> _WHAT IS NEEDED_
Your task is to output the data exactly as it stands.

++++ MATERIALS PROVIDED ++++

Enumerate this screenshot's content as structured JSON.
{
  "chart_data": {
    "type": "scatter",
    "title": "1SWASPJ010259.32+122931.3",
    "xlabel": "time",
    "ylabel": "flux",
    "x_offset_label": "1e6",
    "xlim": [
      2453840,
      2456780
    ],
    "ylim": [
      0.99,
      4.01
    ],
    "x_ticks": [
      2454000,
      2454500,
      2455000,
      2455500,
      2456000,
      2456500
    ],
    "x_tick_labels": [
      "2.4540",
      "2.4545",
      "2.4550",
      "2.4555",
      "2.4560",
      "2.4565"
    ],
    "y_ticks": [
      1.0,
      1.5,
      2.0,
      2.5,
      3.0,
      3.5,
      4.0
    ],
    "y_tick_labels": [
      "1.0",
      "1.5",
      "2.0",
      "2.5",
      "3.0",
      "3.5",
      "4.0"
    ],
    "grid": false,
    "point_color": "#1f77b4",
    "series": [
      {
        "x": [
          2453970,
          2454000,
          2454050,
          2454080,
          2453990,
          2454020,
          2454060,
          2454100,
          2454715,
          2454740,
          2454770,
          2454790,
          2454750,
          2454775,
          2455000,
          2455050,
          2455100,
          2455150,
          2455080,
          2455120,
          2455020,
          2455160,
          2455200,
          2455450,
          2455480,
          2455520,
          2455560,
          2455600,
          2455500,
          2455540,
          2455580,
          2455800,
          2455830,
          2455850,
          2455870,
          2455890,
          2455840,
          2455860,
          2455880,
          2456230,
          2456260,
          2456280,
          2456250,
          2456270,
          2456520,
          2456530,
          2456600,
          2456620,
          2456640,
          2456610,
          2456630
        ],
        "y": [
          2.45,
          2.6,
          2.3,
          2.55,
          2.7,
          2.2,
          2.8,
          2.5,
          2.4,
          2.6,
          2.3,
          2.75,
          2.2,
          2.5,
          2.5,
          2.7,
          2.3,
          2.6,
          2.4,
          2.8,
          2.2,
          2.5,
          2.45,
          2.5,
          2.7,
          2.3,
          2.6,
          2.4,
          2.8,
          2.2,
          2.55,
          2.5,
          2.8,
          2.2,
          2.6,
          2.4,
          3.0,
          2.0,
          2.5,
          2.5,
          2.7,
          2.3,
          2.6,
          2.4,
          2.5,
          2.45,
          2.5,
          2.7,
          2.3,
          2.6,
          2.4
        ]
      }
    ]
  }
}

++++

> _THE SOLUTION_
Enumerate this screenshot's content as structured JSON.
{
  "chart_data": {
    "type": "scatter",
    "title": "1SWASPJ010259.32+122931.3",
    "xlabel": "time",
    "ylabel": "flux",
    "x_offset_label": "1e6",
    "xlim": [
      2453840,
      2456780
    ],
    "ylim": [
      0.99,
      4.01
    ],
    "x_ticks": [
      2454000,
      2454500,
      2455000,
      2455500,
      2456000,
      2456500
    ],
    "x_tick_labels": [
      "2.4540",
      "2.4545",
      "2.4550",
      "2.4555",
      "2.4560",
      "2.4565"
    ],
    "y_ticks": [
      1.0,
      1.5,
      2.0,
      2.5,
      3.0,
      3.5,
      4.0
    ],
    "y_tick_labels": [
      "1.0",
      "1.5",
      "2.0",
      "2.5",
      "3.0",
      "3.5",
      "4.0"
    ],
    "grid": false,
    "point_color": "#1f77b4",
    "series": [
      {
        "x": [
          2453970,
          2454000,
          2454050,
          2454080,
          2453990,
          2454020,
          2454060,
          2454100,
          2454715,
          2454740,
          2454770,
          2454790,
          2454750,
          2454775,
          2455000,
          2455050,
          2455100,
          2455150,
          2455080,
          2455120,
          2455020,
          2455160,
          2455200,
          2455450,
          2455480,
          2455520,
          2455560,
          2455600,
          2455500,
          2455540,
          2455580,
          2455800,
          2455830,
          2455850,
          2455870,
          2455890,
          2455840,
          2455860,
          2455880,
          2456230,
          2456260,
          2456280,
          2456250,
          2456270,
          2456520,
          2456530,
          2456600,
          2456620,
          2456640,
          2456610,
          2456630
        ],
        "y": [
          2.45,
          2.6,
          2.3,
          2.55,
          2.7,
          2.2,
          2.8,
          2.5,
          2.4,
          2.6,
          2.3,
          2.75,
          2.2,
          2.5,
          2.5,
          2.7,
          2.3,
          2.6,
          2.4,
          2.8,
          2.2,
          2.5,
          2.45,
          2.5,
          2.7,
          2.3,
          2.6,
          2.4,
          2.8,
          2.2,
          2.55,
          2.5,
          2.8,
          2.2,
          2.6,
          2.4,
          3.0,
          2.0,
          2.5,
          2.5,
          2.7,
          2.3,
          2.6,
          2.4,
          2.5,
          2.45,
          2.5,
          2.7,
          2.3,
          2.6,
          2.4
        ]
      }
    ]
  }
}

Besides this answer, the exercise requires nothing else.